-- TASK PROMPT --
List all lines of the data containing the word "Deploy".

[Stored entries]
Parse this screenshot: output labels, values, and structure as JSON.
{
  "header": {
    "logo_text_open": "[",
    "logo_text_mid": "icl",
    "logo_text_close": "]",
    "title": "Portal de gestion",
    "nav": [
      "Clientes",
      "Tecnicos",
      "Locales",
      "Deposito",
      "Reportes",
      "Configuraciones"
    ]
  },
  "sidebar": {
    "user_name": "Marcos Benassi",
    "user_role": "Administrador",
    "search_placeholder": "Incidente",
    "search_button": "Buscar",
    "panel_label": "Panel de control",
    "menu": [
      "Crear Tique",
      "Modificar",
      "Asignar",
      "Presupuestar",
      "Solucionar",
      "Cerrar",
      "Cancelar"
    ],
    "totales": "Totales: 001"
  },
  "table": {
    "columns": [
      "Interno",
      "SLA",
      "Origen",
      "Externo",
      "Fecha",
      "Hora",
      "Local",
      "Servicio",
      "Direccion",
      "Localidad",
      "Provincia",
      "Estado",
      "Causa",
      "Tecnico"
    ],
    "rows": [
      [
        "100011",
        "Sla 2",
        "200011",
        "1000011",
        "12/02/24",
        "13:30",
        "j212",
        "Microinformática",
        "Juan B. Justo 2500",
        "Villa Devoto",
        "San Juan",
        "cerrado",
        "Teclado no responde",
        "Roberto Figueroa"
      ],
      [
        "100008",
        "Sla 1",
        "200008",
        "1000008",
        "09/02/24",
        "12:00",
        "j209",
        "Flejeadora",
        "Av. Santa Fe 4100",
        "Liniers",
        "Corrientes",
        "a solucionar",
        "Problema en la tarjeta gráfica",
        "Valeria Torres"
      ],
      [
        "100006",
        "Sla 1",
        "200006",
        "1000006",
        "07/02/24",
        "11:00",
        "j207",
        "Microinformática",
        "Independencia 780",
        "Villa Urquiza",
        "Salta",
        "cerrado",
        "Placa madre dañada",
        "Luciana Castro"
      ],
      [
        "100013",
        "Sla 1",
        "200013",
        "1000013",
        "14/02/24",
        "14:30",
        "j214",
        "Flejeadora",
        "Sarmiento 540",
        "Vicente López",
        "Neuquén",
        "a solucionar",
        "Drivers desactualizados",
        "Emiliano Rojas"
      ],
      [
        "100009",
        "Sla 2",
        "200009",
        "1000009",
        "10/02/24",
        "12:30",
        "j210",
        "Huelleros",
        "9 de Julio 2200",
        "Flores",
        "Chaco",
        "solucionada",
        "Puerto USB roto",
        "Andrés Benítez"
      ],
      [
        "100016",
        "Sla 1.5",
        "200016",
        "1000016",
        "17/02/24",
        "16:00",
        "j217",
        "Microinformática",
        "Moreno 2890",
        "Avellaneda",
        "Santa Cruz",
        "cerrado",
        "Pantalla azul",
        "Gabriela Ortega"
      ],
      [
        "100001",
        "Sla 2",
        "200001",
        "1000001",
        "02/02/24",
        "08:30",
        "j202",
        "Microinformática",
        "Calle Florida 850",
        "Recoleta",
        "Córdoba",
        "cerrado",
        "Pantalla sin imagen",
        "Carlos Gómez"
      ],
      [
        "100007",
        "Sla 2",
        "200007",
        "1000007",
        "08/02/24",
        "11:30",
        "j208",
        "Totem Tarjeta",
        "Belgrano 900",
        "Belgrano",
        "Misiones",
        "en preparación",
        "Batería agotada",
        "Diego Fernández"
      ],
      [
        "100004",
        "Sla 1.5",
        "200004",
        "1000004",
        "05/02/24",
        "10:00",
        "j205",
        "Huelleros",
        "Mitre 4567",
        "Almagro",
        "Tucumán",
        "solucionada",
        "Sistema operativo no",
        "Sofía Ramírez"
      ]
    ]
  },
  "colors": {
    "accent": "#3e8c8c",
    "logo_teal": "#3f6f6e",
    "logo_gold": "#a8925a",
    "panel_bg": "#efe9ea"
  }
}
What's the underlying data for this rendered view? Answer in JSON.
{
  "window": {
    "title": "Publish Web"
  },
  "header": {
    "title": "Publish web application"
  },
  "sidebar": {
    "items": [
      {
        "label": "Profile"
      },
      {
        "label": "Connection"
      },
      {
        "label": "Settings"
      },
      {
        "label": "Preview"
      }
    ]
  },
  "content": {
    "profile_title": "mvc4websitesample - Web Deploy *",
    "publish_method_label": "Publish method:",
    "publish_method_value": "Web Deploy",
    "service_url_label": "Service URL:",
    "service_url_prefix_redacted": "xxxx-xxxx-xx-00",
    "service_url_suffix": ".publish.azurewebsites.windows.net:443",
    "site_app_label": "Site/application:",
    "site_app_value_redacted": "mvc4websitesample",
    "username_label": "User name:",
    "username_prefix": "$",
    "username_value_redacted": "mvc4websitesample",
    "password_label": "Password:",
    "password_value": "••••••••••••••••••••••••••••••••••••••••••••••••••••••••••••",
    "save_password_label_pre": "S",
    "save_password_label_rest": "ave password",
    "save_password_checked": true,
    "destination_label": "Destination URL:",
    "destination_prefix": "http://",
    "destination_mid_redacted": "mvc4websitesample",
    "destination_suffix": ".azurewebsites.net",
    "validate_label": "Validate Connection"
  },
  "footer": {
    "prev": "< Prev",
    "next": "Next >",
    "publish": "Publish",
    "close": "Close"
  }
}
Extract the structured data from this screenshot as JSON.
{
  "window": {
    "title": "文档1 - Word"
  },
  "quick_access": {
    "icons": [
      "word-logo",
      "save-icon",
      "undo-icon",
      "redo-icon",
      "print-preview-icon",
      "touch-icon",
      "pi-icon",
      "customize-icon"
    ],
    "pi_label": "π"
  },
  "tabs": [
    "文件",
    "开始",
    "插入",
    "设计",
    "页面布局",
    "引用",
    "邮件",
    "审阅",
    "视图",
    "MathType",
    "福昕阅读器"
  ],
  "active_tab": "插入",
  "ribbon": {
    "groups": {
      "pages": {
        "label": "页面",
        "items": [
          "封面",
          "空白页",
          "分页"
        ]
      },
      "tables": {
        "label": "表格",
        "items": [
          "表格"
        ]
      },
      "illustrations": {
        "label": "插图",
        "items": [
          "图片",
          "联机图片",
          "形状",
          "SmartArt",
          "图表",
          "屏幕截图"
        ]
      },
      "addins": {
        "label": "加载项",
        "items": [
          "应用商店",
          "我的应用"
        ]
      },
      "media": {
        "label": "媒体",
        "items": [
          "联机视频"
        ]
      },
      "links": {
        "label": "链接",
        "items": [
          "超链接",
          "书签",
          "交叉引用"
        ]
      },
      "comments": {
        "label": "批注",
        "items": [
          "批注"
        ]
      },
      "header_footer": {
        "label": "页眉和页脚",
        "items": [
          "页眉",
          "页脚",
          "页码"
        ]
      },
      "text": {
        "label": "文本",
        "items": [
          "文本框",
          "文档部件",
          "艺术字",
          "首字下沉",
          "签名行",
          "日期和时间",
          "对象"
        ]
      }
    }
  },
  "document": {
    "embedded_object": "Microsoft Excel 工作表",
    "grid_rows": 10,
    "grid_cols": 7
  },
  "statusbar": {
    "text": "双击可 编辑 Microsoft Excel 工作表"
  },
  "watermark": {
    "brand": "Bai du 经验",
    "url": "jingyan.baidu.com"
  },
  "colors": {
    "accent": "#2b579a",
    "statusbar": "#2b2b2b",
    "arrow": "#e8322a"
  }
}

-- FULL OUTPUT --
    "profile_title": "mvc4websitesample - Web Deploy *",
    "publish_method_value": "Web Deploy",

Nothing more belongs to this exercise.